┌─ Entries shown

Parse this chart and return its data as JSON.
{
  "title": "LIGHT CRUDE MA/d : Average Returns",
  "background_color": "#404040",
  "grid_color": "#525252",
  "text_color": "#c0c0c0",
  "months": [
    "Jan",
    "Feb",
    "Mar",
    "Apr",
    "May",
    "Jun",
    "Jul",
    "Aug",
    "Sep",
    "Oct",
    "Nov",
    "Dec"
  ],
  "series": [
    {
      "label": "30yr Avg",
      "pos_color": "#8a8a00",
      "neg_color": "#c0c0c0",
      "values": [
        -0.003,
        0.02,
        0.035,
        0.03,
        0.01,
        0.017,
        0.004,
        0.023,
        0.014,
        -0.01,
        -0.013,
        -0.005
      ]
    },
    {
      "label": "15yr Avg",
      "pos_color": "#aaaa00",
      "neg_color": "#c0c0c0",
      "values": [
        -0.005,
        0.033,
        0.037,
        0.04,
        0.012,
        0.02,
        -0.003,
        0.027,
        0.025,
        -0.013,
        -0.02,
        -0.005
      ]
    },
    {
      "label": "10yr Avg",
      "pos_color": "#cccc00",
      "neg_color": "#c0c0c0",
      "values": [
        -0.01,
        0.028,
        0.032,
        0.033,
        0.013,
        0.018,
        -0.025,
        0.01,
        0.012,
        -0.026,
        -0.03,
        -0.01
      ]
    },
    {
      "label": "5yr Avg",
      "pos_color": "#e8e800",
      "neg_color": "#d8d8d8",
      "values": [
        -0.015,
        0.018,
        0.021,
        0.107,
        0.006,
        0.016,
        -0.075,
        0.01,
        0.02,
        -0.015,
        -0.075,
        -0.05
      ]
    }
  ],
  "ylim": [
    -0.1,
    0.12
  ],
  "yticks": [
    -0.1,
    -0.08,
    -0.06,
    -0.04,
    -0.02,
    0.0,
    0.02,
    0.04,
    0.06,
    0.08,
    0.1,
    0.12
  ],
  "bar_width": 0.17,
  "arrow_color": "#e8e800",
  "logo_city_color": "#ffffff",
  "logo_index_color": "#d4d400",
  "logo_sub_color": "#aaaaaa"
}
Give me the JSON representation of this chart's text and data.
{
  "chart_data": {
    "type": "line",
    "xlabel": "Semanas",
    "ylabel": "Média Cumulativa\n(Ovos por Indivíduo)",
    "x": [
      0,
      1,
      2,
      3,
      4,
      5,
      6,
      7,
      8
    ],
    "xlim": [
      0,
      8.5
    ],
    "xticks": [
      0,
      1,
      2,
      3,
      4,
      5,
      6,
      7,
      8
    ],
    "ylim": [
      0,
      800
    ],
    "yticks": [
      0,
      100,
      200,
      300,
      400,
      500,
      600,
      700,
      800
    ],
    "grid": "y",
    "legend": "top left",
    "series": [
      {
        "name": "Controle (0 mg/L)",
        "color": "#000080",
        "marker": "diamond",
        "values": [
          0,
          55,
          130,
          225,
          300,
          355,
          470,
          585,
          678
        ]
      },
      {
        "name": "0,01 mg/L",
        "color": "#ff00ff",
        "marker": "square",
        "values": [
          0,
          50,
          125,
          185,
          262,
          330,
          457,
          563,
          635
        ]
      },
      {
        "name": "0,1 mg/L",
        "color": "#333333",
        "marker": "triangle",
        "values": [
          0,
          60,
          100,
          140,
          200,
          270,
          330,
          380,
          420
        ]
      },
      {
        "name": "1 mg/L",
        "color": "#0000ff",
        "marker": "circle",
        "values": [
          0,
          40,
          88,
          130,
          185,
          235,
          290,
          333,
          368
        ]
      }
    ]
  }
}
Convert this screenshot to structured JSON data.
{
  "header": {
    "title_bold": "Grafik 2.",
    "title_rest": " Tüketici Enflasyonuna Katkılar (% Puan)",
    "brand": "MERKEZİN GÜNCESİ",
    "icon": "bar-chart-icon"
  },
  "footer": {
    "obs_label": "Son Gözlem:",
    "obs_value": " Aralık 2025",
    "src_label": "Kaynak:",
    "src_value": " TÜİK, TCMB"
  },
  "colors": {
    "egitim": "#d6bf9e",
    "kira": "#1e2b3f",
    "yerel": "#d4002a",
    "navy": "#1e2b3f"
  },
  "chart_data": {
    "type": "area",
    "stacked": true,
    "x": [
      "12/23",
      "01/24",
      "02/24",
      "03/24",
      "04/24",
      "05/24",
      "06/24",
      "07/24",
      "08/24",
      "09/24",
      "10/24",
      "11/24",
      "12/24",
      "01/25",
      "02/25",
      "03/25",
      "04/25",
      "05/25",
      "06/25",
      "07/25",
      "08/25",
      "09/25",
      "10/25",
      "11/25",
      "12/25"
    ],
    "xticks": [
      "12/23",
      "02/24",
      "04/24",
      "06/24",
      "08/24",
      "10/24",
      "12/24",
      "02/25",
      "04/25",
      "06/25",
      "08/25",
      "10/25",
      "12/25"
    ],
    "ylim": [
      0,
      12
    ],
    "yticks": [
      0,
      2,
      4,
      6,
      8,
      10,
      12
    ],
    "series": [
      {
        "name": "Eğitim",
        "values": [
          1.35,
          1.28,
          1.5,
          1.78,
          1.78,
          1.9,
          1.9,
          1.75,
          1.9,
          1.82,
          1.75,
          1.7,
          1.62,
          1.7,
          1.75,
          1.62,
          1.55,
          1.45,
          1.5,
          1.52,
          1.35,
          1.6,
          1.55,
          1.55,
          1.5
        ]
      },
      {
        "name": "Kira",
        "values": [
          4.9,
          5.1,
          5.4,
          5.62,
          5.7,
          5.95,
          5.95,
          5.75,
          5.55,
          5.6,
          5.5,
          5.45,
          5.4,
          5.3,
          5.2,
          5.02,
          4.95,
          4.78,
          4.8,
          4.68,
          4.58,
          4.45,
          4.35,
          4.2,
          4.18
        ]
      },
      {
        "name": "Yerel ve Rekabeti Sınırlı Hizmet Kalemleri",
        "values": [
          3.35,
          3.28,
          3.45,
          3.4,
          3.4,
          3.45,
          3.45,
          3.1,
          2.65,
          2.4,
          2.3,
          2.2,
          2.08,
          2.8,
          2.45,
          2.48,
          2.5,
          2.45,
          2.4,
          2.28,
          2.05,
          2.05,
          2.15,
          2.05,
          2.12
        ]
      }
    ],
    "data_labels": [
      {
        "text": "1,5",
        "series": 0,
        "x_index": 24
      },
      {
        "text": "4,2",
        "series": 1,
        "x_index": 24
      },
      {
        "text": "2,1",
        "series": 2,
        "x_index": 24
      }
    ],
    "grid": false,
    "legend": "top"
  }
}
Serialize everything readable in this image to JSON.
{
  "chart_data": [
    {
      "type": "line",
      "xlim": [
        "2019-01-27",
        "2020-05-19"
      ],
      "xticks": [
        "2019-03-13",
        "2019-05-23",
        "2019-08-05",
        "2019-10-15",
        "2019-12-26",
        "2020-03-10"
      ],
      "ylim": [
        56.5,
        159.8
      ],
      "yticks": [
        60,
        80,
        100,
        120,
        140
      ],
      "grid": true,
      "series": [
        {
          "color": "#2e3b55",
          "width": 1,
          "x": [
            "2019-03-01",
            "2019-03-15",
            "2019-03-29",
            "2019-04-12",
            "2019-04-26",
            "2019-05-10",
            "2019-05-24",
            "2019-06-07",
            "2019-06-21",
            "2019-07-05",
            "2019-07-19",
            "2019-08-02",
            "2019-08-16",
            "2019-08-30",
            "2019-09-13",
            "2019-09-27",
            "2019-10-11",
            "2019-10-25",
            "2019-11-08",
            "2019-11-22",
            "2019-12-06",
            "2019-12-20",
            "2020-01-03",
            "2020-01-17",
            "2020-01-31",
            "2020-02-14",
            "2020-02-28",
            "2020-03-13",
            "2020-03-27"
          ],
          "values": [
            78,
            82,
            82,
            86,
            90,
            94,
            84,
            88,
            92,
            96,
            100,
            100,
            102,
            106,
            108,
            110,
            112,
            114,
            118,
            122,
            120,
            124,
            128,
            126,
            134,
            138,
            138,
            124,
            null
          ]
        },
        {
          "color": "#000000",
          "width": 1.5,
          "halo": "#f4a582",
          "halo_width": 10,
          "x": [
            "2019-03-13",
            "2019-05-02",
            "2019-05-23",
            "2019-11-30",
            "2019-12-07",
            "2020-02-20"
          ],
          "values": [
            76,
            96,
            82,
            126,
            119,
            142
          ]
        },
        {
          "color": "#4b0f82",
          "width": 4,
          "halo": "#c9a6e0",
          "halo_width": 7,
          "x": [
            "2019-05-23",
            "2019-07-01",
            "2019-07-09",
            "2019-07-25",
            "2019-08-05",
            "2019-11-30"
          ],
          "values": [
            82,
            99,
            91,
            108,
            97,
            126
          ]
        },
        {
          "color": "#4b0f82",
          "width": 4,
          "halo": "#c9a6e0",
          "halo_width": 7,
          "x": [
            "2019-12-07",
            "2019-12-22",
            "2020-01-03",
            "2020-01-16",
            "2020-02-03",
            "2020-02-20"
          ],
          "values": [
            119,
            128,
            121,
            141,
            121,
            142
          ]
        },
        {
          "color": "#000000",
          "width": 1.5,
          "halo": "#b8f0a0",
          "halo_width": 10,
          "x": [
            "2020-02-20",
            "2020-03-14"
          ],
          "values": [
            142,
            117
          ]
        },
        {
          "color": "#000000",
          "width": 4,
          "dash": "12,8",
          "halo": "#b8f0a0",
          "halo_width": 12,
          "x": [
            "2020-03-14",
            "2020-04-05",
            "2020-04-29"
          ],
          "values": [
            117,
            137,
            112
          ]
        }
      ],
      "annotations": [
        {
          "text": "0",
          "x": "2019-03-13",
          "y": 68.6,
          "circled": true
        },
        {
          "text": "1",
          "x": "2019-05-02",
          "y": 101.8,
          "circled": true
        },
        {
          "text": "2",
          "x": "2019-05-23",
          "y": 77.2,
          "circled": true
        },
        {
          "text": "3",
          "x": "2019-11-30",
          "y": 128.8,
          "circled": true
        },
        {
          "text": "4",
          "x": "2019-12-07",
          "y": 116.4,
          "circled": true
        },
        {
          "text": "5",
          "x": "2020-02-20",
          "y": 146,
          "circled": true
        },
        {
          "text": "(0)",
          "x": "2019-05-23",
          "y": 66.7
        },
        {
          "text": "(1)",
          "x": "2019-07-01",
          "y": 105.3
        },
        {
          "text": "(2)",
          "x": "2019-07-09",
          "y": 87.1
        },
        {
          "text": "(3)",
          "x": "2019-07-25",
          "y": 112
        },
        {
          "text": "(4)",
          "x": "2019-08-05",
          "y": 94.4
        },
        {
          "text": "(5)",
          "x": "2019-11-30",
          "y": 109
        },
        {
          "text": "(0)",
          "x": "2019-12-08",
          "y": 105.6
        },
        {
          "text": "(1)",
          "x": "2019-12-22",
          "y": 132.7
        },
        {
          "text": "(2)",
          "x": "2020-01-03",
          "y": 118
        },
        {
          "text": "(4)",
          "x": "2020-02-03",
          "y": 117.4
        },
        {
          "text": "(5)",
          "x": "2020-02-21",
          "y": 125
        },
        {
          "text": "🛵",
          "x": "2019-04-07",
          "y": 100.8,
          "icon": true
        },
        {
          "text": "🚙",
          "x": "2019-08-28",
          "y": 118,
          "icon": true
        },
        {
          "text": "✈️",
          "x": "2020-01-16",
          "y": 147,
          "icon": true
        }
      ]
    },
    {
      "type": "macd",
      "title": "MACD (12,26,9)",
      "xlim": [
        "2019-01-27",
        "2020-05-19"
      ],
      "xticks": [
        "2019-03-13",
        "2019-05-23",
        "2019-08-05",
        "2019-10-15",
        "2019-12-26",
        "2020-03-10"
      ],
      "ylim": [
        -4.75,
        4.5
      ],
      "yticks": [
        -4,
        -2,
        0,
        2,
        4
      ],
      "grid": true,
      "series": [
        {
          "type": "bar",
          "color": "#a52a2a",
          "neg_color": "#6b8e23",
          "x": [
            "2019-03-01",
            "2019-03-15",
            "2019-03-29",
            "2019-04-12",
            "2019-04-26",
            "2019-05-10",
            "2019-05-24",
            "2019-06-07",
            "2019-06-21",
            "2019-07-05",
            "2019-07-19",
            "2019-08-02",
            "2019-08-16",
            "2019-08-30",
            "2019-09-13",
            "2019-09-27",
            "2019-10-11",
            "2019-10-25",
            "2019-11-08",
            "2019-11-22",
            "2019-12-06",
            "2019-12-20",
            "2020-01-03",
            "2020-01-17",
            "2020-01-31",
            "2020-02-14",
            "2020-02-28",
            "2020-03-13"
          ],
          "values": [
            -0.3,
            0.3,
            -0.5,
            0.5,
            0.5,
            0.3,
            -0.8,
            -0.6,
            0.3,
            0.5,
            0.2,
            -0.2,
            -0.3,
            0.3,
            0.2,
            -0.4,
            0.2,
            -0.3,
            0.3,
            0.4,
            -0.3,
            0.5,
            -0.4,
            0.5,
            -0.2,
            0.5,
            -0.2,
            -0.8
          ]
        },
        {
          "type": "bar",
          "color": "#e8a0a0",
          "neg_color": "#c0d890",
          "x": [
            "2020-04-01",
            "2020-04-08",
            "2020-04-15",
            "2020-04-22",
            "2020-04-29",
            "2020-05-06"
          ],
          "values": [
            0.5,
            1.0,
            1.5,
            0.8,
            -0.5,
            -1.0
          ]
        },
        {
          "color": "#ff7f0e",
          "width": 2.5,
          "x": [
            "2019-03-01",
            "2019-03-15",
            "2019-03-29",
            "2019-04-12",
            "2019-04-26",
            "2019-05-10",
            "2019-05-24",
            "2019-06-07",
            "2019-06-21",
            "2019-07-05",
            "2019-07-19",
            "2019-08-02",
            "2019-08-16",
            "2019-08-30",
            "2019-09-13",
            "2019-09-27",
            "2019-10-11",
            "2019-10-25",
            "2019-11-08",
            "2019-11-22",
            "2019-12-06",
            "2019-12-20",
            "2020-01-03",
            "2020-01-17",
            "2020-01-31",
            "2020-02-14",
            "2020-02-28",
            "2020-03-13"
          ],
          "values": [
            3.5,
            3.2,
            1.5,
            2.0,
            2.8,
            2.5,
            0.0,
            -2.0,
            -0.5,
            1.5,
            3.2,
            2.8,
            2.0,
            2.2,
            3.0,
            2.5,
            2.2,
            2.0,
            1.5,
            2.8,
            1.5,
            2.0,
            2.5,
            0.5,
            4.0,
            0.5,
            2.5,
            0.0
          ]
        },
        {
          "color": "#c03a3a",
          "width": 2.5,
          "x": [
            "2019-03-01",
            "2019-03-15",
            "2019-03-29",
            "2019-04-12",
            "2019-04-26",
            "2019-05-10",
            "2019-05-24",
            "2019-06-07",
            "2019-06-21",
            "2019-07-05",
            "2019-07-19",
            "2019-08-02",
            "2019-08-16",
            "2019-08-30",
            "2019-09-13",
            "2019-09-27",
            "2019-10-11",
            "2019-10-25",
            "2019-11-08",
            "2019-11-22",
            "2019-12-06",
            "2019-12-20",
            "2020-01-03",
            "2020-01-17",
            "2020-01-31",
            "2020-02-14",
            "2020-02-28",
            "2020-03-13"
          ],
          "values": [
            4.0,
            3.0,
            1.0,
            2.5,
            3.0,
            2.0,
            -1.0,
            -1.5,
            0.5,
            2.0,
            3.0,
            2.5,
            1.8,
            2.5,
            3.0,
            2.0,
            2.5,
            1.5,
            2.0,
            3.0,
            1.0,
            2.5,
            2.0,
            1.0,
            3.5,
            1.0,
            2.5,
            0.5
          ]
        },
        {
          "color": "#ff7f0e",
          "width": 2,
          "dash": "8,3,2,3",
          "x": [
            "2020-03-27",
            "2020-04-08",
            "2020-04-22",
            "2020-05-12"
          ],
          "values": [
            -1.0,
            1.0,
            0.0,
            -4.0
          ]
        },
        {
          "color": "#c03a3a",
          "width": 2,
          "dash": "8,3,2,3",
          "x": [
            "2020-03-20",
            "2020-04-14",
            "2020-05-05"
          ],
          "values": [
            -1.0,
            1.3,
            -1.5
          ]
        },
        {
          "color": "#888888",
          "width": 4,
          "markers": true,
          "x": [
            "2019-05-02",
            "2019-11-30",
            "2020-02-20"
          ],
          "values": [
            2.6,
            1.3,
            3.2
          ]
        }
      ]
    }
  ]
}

└─

▸ Instruction
Look for the word "this" in every line of the listing and copy the lines that have it.

▸ Output below
Parse this chart and return its data as JSON.
Give me the JSON representation of this chart's text and data.
Convert this screenshot to structured JSON data.
Serialize everything readable in this image to JSON.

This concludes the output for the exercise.